- Stated task
All of the records below should be output exactly.

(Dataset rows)
------------------------

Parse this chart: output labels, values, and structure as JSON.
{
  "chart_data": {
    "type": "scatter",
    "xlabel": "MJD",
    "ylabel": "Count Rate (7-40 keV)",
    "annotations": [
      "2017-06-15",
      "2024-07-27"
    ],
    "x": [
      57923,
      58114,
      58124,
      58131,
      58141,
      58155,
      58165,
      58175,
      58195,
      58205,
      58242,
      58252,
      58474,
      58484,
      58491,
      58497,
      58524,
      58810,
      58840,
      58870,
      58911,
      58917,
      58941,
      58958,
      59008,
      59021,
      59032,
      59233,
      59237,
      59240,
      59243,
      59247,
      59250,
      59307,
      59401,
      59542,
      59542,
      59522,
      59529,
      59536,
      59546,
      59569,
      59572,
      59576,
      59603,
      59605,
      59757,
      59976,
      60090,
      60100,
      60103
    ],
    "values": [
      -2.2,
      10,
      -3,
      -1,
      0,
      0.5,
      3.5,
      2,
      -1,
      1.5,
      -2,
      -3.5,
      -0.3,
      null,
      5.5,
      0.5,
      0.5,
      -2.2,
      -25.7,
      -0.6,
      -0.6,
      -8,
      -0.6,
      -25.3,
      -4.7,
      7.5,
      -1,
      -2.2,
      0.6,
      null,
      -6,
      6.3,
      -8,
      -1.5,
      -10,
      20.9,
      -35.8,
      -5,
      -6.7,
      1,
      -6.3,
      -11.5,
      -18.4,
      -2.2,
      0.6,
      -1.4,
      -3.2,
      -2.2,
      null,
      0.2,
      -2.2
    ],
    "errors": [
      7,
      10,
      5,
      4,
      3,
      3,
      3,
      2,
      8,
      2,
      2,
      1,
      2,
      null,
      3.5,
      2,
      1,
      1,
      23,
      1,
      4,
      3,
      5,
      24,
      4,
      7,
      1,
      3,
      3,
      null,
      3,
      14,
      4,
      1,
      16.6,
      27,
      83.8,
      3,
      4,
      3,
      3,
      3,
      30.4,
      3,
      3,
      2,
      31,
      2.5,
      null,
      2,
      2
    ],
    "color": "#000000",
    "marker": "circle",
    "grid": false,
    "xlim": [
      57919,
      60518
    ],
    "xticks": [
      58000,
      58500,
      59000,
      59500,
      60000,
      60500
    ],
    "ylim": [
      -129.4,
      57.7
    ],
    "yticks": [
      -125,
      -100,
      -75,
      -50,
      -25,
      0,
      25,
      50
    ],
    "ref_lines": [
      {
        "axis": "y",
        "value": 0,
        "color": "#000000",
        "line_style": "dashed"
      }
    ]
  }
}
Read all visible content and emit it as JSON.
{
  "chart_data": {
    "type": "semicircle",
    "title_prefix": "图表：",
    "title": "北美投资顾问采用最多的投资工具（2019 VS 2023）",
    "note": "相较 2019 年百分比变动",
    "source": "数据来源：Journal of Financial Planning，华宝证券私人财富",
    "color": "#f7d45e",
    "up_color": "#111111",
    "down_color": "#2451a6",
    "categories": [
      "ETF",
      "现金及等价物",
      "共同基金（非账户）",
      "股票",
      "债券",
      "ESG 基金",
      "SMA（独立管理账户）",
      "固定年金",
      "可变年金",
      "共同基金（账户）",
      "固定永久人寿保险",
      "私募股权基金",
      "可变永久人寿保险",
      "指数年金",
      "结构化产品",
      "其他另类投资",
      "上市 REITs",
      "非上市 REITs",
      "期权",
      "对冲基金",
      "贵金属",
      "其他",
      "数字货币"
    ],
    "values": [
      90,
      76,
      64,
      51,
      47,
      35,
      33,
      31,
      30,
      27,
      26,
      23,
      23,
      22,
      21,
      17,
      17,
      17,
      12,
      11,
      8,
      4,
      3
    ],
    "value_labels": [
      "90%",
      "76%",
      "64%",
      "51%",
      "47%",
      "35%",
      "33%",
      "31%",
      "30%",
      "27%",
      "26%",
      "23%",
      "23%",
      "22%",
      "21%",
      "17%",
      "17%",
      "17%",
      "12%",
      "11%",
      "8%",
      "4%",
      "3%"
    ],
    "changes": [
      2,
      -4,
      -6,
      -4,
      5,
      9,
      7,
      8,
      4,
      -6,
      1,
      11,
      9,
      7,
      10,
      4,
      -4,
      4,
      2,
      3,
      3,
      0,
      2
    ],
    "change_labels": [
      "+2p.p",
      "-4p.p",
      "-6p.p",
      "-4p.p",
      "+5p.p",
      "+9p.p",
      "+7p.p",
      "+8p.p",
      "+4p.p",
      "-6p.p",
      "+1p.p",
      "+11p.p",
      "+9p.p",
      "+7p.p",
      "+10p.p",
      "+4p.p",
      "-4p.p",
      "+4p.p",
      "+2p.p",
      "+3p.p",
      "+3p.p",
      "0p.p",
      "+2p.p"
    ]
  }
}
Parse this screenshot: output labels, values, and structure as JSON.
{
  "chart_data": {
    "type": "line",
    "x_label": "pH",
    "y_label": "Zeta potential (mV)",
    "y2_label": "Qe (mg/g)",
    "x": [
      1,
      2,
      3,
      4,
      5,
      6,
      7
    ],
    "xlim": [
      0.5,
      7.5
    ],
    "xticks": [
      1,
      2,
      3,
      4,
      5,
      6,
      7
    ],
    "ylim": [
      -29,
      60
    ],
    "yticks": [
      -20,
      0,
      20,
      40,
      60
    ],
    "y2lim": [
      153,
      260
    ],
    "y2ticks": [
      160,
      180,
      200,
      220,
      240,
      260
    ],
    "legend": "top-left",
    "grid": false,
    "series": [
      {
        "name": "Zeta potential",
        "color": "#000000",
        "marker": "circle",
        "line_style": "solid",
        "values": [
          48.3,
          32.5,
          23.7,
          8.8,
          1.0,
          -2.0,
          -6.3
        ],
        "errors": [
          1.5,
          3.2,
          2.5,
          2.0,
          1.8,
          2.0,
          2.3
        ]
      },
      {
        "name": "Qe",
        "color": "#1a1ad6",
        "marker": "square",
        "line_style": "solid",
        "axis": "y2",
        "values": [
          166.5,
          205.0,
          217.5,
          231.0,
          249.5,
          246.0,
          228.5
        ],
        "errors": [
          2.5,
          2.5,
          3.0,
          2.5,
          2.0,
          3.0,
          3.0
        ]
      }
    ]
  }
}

------------------------

- Written response
Parse this chart: output labels, values, and structure as JSON.
{
  "chart_data": {
    "type": "scatter",
    "xlabel": "MJD",
    "ylabel": "Count Rate (7-40 keV)",
    "annotations": [
      "2017-06-15",
      "2024-07-27"
    ],
    "x": [
      57923,
      58114,
      58124,
      58131,
      58141,
      58155,
      58165,
      58175,
      58195,
      58205,
      58242,
      58252,
      58474,
      58484,
      58491,
      58497,
      58524,
      58810,
      58840,
      58870,
      58911,
      58917,
      58941,
      58958,
      59008,
      59021,
      59032,
      59233,
      59237,
      59240,
      59243,
      59247,
      59250,
      59307,
      59401,
      59542,
      59542,
      59522,
      59529,
      59536,
      59546,
      59569,
      59572,
      59576,
      59603,
      59605,
      59757,
      59976,
      60090,
      60100,
      60103
    ],
    "values": [
      -2.2,
      10,
      -3,
      -1,
      0,
      0.5,
      3.5,
      2,
      -1,
      1.5,
      -2,
      -3.5,
      -0.3,
      null,
      5.5,
      0.5,
      0.5,
      -2.2,
      -25.7,
      -0.6,
      -0.6,
      -8,
      -0.6,
      -25.3,
      -4.7,
      7.5,
      -1,
      -2.2,
      0.6,
      null,
      -6,
      6.3,
      -8,
      -1.5,
      -10,
      20.9,
      -35.8,
      -5,
      -6.7,
      1,
      -6.3,
      -11.5,
      -18.4,
      -2.2,
      0.6,
      -1.4,
      -3.2,
      -2.2,
      null,
      0.2,
      -2.2
    ],
    "errors": [
      7,
      10,
      5,
      4,
      3,
      3,
      3,
      2,
      8,
      2,
      2,
      1,
      2,
      null,
      3.5,
      2,
      1,
      1,
      23,
      1,
      4,
      3,
      5,
      24,
      4,
      7,
      1,
      3,
      3,
      null,
      3,
      14,
      4,
      1,
      16.6,
      27,
      83.8,
      3,
      4,
      3,
      3,
      3,
      30.4,
      3,
      3,
      2,
      31,
      2.5,
      null,
      2,
      2
    ],
    "color": "#000000",
    "marker": "circle",
    "grid": false,
    "xlim": [
      57919,
      60518
    ],
    "xticks": [
      58000,
      58500,
      59000,
      59500,
      60000,
      60500
    ],
    "ylim": [
      -129.4,
      57.7
    ],
    "yticks": [
      -125,
      -100,
      -75,
      -50,
      -25,
      0,
      25,
      50
    ],
    "ref_lines": [
      {
        "axis": "y",
        "value": 0,
        "color": "#000000",
        "line_style": "dashed"
      }
    ]
  }
}
Read all visible content and emit it as JSON.
{
  "chart_data": {
    "type": "semicircle",
    "title_prefix": "图表：",
    "title": "北美投资顾问采用最多的投资工具（2019 VS 2023）",
    "note": "相较 2019 年百分比变动",
    "source": "数据来源：Journal of Financial Planning，华宝证券私人财富",
    "color": "#f7d45e",
    "up_color": "#111111",
    "down_color": "#2451a6",
    "categories": [
      "ETF",
      "现金及等价物",
      "共同基金（非账户）",
      "股票",
      "债券",
      "ESG 基金",
      "SMA（独立管理账户）",
      "固定年金",
      "可变年金",
      "共同基金（账户）",
      "固定永久人寿保险",
      "私募股权基金",
      "可变永久人寿保险",
      "指数年金",
      "结构化产品",
      "其他另类投资",
      "上市 REITs",
      "非上市 REITs",
      "期权",
      "对冲基金",
      "贵金属",
      "其他",
      "数字货币"
    ],
    "values": [
      90,
      76,
      64,
      51,
      47,
      35,
      33,
      31,
      30,
      27,
      26,
      23,
      23,
      22,
      21,
      17,
      17,
      17,
      12,
      11,
      8,
      4,
      3
    ],
    "value_labels": [
      "90%",
      "76%",
      "64%",
      "51%",
      "47%",
      "35%",
      "33%",
      "31%",
      "30%",
      "27%",
      "26%",
      "23%",
      "23%",
      "22%",
      "21%",
      "17%",
      "17%",
      "17%",
      "12%",
      "11%",
      "8%",
      "4%",
      "3%"
    ],
    "changes": [
      2,
      -4,
      -6,
      -4,
      5,
      9,
      7,
      8,
      4,
      -6,
      1,
      11,
      9,
      7,
      10,
      4,
      -4,
      4,
      2,
      3,
      3,
      0,
      2
    ],
    "change_labels": [
      "+2p.p",
      "-4p.p",
      "-6p.p",
      "-4p.p",
      "+5p.p",
      "+9p.p",
      "+7p.p",
      "+8p.p",
      "+4p.p",
      "-6p.p",
      "+1p.p",
      "+11p.p",
      "+9p.p",
      "+7p.p",
      "+10p.p",
      "+4p.p",
      "-4p.p",
      "+4p.p",
      "+2p.p",
      "+3p.p",
      "+3p.p",
      "0p.p",
      "+2p.p"
    ]
  }
}
Parse this screenshot: output labels, values, and structure as JSON.
{
  "chart_data": {
    "type": "line",
    "x_label": "pH",
    "y_label": "Zeta potential (mV)",
    "y2_label": "Qe (mg/g)",
    "x": [
      1,
      2,
      3,
      4,
      5,
      6,
      7
    ],
    "xlim": [
      0.5,
      7.5
    ],
    "xticks": [
      1,
      2,
      3,
      4,
      5,
      6,
      7
    ],
    "ylim": [
      -29,
      60
    ],
    "yticks": [
      -20,
      0,
      20,
      40,
      60
    ],
    "y2lim": [
      153,
      260
    ],
    "y2ticks": [
      160,
      180,
      200,
      220,
      240,
      260
    ],
    "legend": "top-left",
    "grid": false,
    "series": [
      {
        "name": "Zeta potential",
        "color": "#000000",
        "marker": "circle",
        "line_style": "solid",
        "values": [
          48.3,
          32.5,
          23.7,
          8.8,
          1.0,
          -2.0,
          -6.3
        ],
        "errors": [
          1.5,
          3.2,
          2.5,
          2.0,
          1.8,
          2.0,
          2.3
        ]
      },
      {
        "name": "Qe",
        "color": "#1a1ad6",
        "marker": "square",
        "line_style": "solid",
        "axis": "y2",
        "values": [
          166.5,
          205.0,
          217.5,
          231.0,
          249.5,
          246.0,
          228.5
        ],
        "errors": [
          2.5,
          2.5,
          3.0,
          2.5,
          2.0,
          3.0,
          3.0
        ]
      }
    ]
  }
}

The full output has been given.